Every entry must be copied word for word.

━━━ DATA ━━━

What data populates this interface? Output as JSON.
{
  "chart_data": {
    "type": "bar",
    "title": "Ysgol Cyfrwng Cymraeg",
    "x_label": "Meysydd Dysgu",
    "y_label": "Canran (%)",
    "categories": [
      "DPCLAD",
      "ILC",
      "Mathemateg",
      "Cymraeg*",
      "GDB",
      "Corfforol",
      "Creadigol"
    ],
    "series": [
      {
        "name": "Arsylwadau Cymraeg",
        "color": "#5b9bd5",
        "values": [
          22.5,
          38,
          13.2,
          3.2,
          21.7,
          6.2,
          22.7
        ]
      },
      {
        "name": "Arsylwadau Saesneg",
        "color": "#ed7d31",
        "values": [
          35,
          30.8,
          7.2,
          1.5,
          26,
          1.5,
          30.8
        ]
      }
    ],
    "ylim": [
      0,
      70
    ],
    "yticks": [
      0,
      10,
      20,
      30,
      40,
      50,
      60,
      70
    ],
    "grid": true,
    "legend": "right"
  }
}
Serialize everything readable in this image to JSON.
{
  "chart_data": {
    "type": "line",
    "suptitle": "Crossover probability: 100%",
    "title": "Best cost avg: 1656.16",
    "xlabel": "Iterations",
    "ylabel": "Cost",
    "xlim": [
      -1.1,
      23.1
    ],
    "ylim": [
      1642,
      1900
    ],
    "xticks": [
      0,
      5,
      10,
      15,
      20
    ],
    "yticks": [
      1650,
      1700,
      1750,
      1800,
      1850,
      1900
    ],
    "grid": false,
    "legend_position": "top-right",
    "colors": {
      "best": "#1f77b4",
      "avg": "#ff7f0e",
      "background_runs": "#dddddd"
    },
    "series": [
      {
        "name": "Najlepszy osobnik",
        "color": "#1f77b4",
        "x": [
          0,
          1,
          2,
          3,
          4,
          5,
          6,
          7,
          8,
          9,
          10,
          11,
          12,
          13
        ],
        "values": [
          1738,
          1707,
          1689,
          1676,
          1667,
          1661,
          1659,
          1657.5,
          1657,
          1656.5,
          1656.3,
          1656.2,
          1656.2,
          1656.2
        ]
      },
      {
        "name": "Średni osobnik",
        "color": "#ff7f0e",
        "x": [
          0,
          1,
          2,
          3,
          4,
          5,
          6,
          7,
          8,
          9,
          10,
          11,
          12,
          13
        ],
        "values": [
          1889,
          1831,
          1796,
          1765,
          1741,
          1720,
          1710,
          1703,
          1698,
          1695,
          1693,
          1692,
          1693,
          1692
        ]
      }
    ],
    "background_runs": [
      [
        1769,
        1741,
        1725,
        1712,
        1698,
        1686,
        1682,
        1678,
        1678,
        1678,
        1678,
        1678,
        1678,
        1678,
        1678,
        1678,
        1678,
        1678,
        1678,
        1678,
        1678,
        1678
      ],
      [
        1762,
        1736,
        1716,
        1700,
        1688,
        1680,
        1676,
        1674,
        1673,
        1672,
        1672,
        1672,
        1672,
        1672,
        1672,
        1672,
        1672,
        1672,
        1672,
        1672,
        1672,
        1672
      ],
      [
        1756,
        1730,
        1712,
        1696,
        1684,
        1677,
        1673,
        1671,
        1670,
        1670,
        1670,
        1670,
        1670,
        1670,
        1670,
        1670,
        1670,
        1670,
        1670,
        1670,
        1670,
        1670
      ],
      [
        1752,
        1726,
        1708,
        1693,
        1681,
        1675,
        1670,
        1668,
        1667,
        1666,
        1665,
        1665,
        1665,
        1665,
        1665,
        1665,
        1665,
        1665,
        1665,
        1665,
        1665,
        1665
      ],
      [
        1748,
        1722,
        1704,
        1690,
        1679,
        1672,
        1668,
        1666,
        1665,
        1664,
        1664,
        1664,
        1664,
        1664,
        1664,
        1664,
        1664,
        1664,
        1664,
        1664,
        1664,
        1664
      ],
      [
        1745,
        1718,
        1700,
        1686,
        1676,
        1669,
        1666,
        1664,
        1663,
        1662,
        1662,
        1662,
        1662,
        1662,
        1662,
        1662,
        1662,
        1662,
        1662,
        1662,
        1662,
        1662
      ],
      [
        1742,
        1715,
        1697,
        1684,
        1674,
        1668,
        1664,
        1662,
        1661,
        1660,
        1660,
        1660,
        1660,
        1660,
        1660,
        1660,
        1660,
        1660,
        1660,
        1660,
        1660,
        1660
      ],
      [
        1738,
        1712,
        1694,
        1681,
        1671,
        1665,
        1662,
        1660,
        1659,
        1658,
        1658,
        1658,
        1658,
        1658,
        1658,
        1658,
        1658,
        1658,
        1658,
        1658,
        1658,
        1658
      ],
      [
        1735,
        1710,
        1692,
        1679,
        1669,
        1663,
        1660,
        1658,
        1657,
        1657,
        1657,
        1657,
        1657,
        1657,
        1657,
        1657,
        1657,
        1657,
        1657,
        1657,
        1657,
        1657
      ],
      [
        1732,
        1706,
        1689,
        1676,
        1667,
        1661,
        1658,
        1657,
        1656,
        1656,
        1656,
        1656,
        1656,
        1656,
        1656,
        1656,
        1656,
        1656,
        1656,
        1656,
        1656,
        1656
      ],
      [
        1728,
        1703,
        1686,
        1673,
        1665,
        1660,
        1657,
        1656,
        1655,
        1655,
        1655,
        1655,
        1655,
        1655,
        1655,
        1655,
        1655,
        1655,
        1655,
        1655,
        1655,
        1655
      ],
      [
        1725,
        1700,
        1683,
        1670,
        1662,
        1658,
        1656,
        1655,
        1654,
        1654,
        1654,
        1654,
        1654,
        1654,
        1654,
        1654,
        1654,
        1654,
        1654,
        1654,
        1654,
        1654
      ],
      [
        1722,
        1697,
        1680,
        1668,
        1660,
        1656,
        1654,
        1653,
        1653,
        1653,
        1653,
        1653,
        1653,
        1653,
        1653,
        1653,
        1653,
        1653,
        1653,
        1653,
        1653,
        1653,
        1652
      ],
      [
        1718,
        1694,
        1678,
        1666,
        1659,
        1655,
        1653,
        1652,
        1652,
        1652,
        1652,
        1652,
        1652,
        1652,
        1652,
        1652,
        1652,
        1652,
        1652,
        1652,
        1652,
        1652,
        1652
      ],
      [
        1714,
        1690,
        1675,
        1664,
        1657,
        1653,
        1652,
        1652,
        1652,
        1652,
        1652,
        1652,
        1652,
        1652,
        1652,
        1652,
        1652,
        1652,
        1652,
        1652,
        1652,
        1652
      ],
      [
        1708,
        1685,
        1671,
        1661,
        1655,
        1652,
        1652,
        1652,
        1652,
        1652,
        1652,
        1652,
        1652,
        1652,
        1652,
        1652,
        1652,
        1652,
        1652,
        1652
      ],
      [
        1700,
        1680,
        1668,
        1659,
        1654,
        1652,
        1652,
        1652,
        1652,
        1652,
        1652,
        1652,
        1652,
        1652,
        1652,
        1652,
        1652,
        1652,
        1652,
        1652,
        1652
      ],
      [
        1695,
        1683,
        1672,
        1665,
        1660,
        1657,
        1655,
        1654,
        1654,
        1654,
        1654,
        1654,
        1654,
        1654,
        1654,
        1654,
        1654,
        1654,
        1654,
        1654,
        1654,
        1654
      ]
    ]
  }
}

━━━

CORRECT RESULT =
What data populates this interface? Output as JSON.
{
  "chart_data": {
    "type": "bar",
    "title": "Ysgol Cyfrwng Cymraeg",
    "x_label": "Meysydd Dysgu",
    "y_label": "Canran (%)",
    "categories": [
      "DPCLAD",
      "ILC",
      "Mathemateg",
      "Cymraeg*",
      "GDB",
      "Corfforol",
      "Creadigol"
    ],
    "series": [
      {
        "name": "Arsylwadau Cymraeg",
        "color": "#5b9bd5",
        "values": [
          22.5,
          38,
          13.2,
          3.2,
          21.7,
          6.2,
          22.7
        ]
      },
      {
        "name": "Arsylwadau Saesneg",
        "color": "#ed7d31",
        "values": [
          35,
          30.8,
          7.2,
          1.5,
          26,
          1.5,
          30.8
        ]
      }
    ],
    "ylim": [
      0,
      70
    ],
    "yticks": [
      0,
      10,
      20,
      30,
      40,
      50,
      60,
      70
    ],
    "grid": true,
    "legend": "right"
  }
}
Serialize everything readable in this image to JSON.
{
  "chart_data": {
    "type": "line",
    "suptitle": "Crossover probability: 100%",
    "title": "Best cost avg: 1656.16",
    "xlabel": "Iterations",
    "ylabel": "Cost",
    "xlim": [
      -1.1,
      23.1
    ],
    "ylim": [
      1642,
      1900
    ],
    "xticks": [
      0,
      5,
      10,
      15,
      20
    ],
    "yticks": [
      1650,
      1700,
      1750,
      1800,
      1850,
      1900
    ],
    "grid": false,
    "legend_position": "top-right",
    "colors": {
      "best": "#1f77b4",
      "avg": "#ff7f0e",
      "background_runs": "#dddddd"
    },
    "series": [
      {
        "name": "Najlepszy osobnik",
        "color": "#1f77b4",
        "x": [
          0,
          1,
          2,
          3,
          4,
          5,
          6,
          7,
          8,
          9,
          10,
          11,
          12,
          13
        ],
        "values": [
          1738,
          1707,
          1689,
          1676,
          1667,
          1661,
          1659,
          1657.5,
          1657,
          1656.5,
          1656.3,
          1656.2,
          1656.2,
          1656.2
        ]
      },
      {
        "name": "Średni osobnik",
        "color": "#ff7f0e",
        "x": [
          0,
          1,
          2,
          3,
          4,
          5,
          6,
          7,
          8,
          9,
          10,
          11,
          12,
          13
        ],
        "values": [
          1889,
          1831,
          1796,
          1765,
          1741,
          1720,
          1710,
          1703,
          1698,
          1695,
          1693,
          1692,
          1693,
          1692
        ]
      }
    ],
    "background_runs": [
      [
        1769,
        1741,
        1725,
        1712,
        1698,
        1686,
        1682,
        1678,
        1678,
        1678,
        1678,
        1678,
        1678,
        1678,
        1678,
        1678,
        1678,
        1678,
        1678,
        1678,
        1678,
        1678
      ],
      [
        1762,
        1736,
        1716,
        1700,
        1688,
        1680,
        1676,
        1674,
        1673,
        1672,
        1672,
        1672,
        1672,
        1672,
        1672,
        1672,
        1672,
        1672,
        1672,
        1672,
        1672,
        1672
      ],
      [
        1756,
        1730,
        1712,
        1696,
        1684,
        1677,
        1673,
        1671,
        1670,
        1670,
        1670,
        1670,
        1670,
        1670,
        1670,
        1670,
        1670,
        1670,
        1670,
        1670,
        1670,
        1670
      ],
      [
        1752,
        1726,
        1708,
        1693,
        1681,
        1675,
        1670,
        1668,
        1667,
        1666,
        1665,
        1665,
        1665,
        1665,
        1665,
        1665,
        1665,
        1665,
        1665,
        1665,
        1665,
        1665
      ],
      [
        1748,
        1722,
        1704,
        1690,
        1679,
        1672,
        1668,
        1666,
        1665,
        1664,
        1664,
        1664,
        1664,
        1664,
        1664,
        1664,
        1664,
        1664,
        1664,
        1664,
        1664,
        1664
      ],
      [
        1745,
        1718,
        1700,
        1686,
        1676,
        1669,
        1666,
        1664,
        1663,
        1662,
        1662,
        1662,
        1662,
        1662,
        1662,
        1662,
        1662,
        1662,
        1662,
        1662,
        1662,
        1662
      ],
      [
        1742,
        1715,
        1697,
        1684,
        1674,
        1668,
        1664,
        1662,
        1661,
        1660,
        1660,
        1660,
        1660,
        1660,
        1660,
        1660,
        1660,
        1660,
        1660,
        1660,
        1660,
        1660
      ],
      [
        1738,
        1712,
        1694,
        1681,
        1671,
        1665,
        1662,
        1660,
        1659,
        1658,
        1658,
        1658,
        1658,
        1658,
        1658,
        1658,
        1658,
        1658,
        1658,
        1658,
        1658,
        1658
      ],
      [
        1735,
        1710,
        1692,
        1679,
        1669,
        1663,
        1660,
        1658,
        1657,
        1657,
        1657,
        1657,
        1657,
        1657,
        1657,
        1657,
        1657,
        1657,
        1657,
        1657,
        1657,
        1657
      ],
      [
        1732,
        1706,
        1689,
        1676,
        1667,
        1661,
        1658,
        1657,
        1656,
        1656,
        1656,
        1656,
        1656,
        1656,
        1656,
        1656,
        1656,
        1656,
        1656,
        1656,
        1656,
        1656
      ],
      [
        1728,
        1703,
        1686,
        1673,
        1665,
        1660,
        1657,
        1656,
        1655,
        1655,
        1655,
        1655,
        1655,
        1655,
        1655,
        1655,
        1655,
        1655,
        1655,
        1655,
        1655,
        1655
      ],
      [
        1725,
        1700,
        1683,
        1670,
        1662,
        1658,
        1656,
        1655,
        1654,
        1654,
        1654,
        1654,
        1654,
        1654,
        1654,
        1654,
        1654,
        1654,
        1654,
        1654,
        1654,
        1654
      ],
      [
        1722,
        1697,
        1680,
        1668,
        1660,
        1656,
        1654,
        1653,
        1653,
        1653,
        1653,
        1653,
        1653,
        1653,
        1653,
        1653,
        1653,
        1653,
        1653,
        1653,
        1653,
        1653,
        1652
      ],
      [
        1718,
        1694,
        1678,
        1666,
        1659,
        1655,
        1653,
        1652,
        1652,
        1652,
        1652,
        1652,
        1652,
        1652,
        1652,
        1652,
        1652,
        1652,
        1652,
        1652,
        1652,
        1652,
        1652
      ],
      [
        1714,
        1690,
        1675,
        1664,
        1657,
        1653,
        1652,
        1652,
        1652,
        1652,
        1652,
        1652,
        1652,
        1652,
        1652,
        1652,
        1652,
        1652,
        1652,
        1652,
        1652,
        1652
      ],
      [
        1708,
        1685,
        1671,
        1661,
        1655,
        1652,
        1652,
        1652,
        1652,
        1652,
        1652,
        1652,
        1652,
        1652,
        1652,
        1652,
        1652,
        1652,
        1652,
        1652
      ],
      [
        1700,
        1680,
        1668,
        1659,
        1654,
        1652,
        1652,
        1652,
        1652,
        1652,
        1652,
        1652,
        1652,
        1652,
        1652,
        1652,
        1652,
        1652,
        1652,
        1652,
        1652
      ],
      [
        1695,
        1683,
        1672,
        1665,
        1660,
        1657,
        1655,
        1654,
        1654,
        1654,
        1654,
        1654,
        1654,
        1654,
        1654,
        1654,
        1654,
        1654,
        1654,
        1654,
        1654,
        1654
      ]
    ]
  }
}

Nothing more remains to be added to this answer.